#### STATED EXERCISE:
Restate the data word for word and leave the images out.
— BEGIN —
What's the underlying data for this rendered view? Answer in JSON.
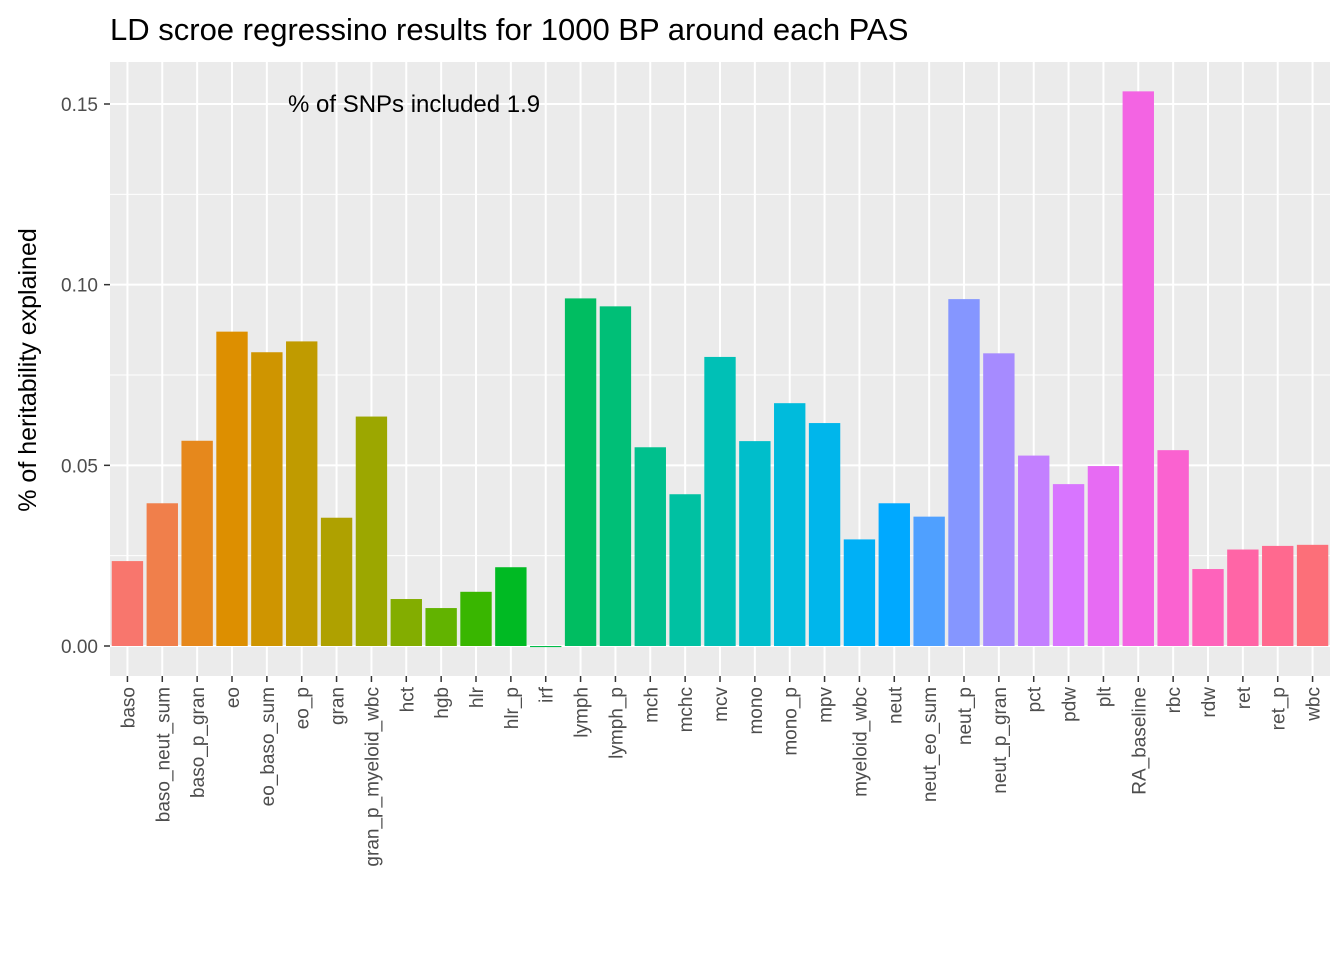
{
  "chart_data": {
    "type": "bar",
    "title": "LD scroe regressino results for 1000 BP around each PAS",
    "xlabel": "",
    "ylabel": "% of heritability explained",
    "annotation": "% of SNPs included 1.9",
    "ylim": [
      -0.0005,
      0.16
    ],
    "yticks": [
      "0.00",
      "0.05",
      "0.10",
      "0.15"
    ],
    "grid": true,
    "legend": "none",
    "categories": [
      "baso",
      "baso_neut_sum",
      "baso_p_gran",
      "eo",
      "eo_baso_sum",
      "eo_p",
      "gran",
      "gran_p_myeloid_wbc",
      "hct",
      "hgb",
      "hlr",
      "hlr_p",
      "irf",
      "lymph",
      "lymph_p",
      "mch",
      "mchc",
      "mcv",
      "mono",
      "mono_p",
      "mpv",
      "myeloid_wbc",
      "neut",
      "neut_eo_sum",
      "neut_p",
      "neut_p_gran",
      "pct",
      "pdw",
      "plt",
      "RA_baseline",
      "rbc",
      "rdw",
      "ret",
      "ret_p",
      "wbc"
    ],
    "values": [
      0.0235,
      0.0395,
      0.0568,
      0.087,
      0.0813,
      0.0843,
      0.0355,
      0.0635,
      0.013,
      0.0105,
      0.015,
      0.0218,
      -0.0003,
      0.0962,
      0.094,
      0.055,
      0.042,
      0.08,
      0.0567,
      0.0672,
      0.0617,
      0.0295,
      0.0395,
      0.0358,
      0.096,
      0.081,
      0.0527,
      0.0448,
      0.0498,
      0.1535,
      0.0542,
      0.0213,
      0.0267,
      0.0277,
      0.028
    ],
    "colors": [
      "#F8766D",
      "#F07F4B",
      "#E6881C",
      "#DD8F00",
      "#CF9500",
      "#C09B00",
      "#AFA100",
      "#9CA700",
      "#83AD00",
      "#62B300",
      "#39B600",
      "#00BA23",
      "#00BC48",
      "#00BD61",
      "#00BF77",
      "#00C08D",
      "#00C1A2",
      "#00C0B6",
      "#00BECB",
      "#00BBDC",
      "#00B6EB",
      "#00B0F6",
      "#00A9FF",
      "#4FA0FF",
      "#8596FF",
      "#A68BFF",
      "#C380FF",
      "#D875FF",
      "#E76BF3",
      "#F364E3",
      "#FA62D0",
      "#FE63BB",
      "#FF65A6",
      "#FF698F",
      "#FC6F79"
    ]
  }
}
— END —
#### RESULT:
What's the underlying data for this rendered view? Answer in JSON.
{
  "chart_data": {
    "type": "bar",
    "title": "LD scroe regressino results for 1000 BP around each PAS",
    "xlabel": "",
    "ylabel": "% of heritability explained",
    "annotation": "% of SNPs included 1.9",
    "ylim": [
      -0.0005,
      0.16
    ],
    "yticks": [
      "0.00",
      "0.05",
      "0.10",
      "0.15"
    ],
    "grid": true,
    "legend": "none",
    "categories": [
      "baso",
      "baso_neut_sum",
      "baso_p_gran",
      "eo",
      "eo_baso_sum",
      "eo_p",
      "gran",
      "gran_p_myeloid_wbc",
      "hct",
      "hgb",
      "hlr",
      "hlr_p",
      "irf",
      "lymph",
      "lymph_p",
      "mch",
      "mchc",
      "mcv",
      "mono",
      "mono_p",
      "mpv",
      "myeloid_wbc",
      "neut",
      "neut_eo_sum",
      "neut_p",
      "neut_p_gran",
      "pct",
      "pdw",
      "plt",
      "RA_baseline",
      "rbc",
      "rdw",
      "ret",
      "ret_p",
      "wbc"
    ],
    "values": [
      0.0235,
      0.0395,
      0.0568,
      0.087,
      0.0813,
      0.0843,
      0.0355,
      0.0635,
      0.013,
      0.0105,
      0.015,
      0.0218,
      -0.0003,
      0.0962,
      0.094,
      0.055,
      0.042,
      0.08,
      0.0567,
      0.0672,
      0.0617,
      0.0295,
      0.0395,
      0.0358,
      0.096,
      0.081,
      0.0527,
      0.0448,
      0.0498,
      0.1535,
      0.0542,
      0.0213,
      0.0267,
      0.0277,
      0.028
    ],
    "colors": [
      "#F8766D",
      "#F07F4B",
      "#E6881C",
      "#DD8F00",
      "#CF9500",
      "#C09B00",
      "#AFA100",
      "#9CA700",
      "#83AD00",
      "#62B300",
      "#39B600",
      "#00BA23",
      "#00BC48",
      "#00BD61",
      "#00BF77",
      "#00C08D",
      "#00C1A2",
      "#00C0B6",
      "#00BECB",
      "#00BBDC",
      "#00B6EB",
      "#00B0F6",
      "#00A9FF",
      "#4FA0FF",
      "#8596FF",
      "#A68BFF",
      "#C380FF",
      "#D875FF",
      "#E76BF3",
      "#F364E3",
      "#FA62D0",
      "#FE63BB",
      "#FF65A6",
      "#FF698F",
      "#FC6F79"
    ]
  }
}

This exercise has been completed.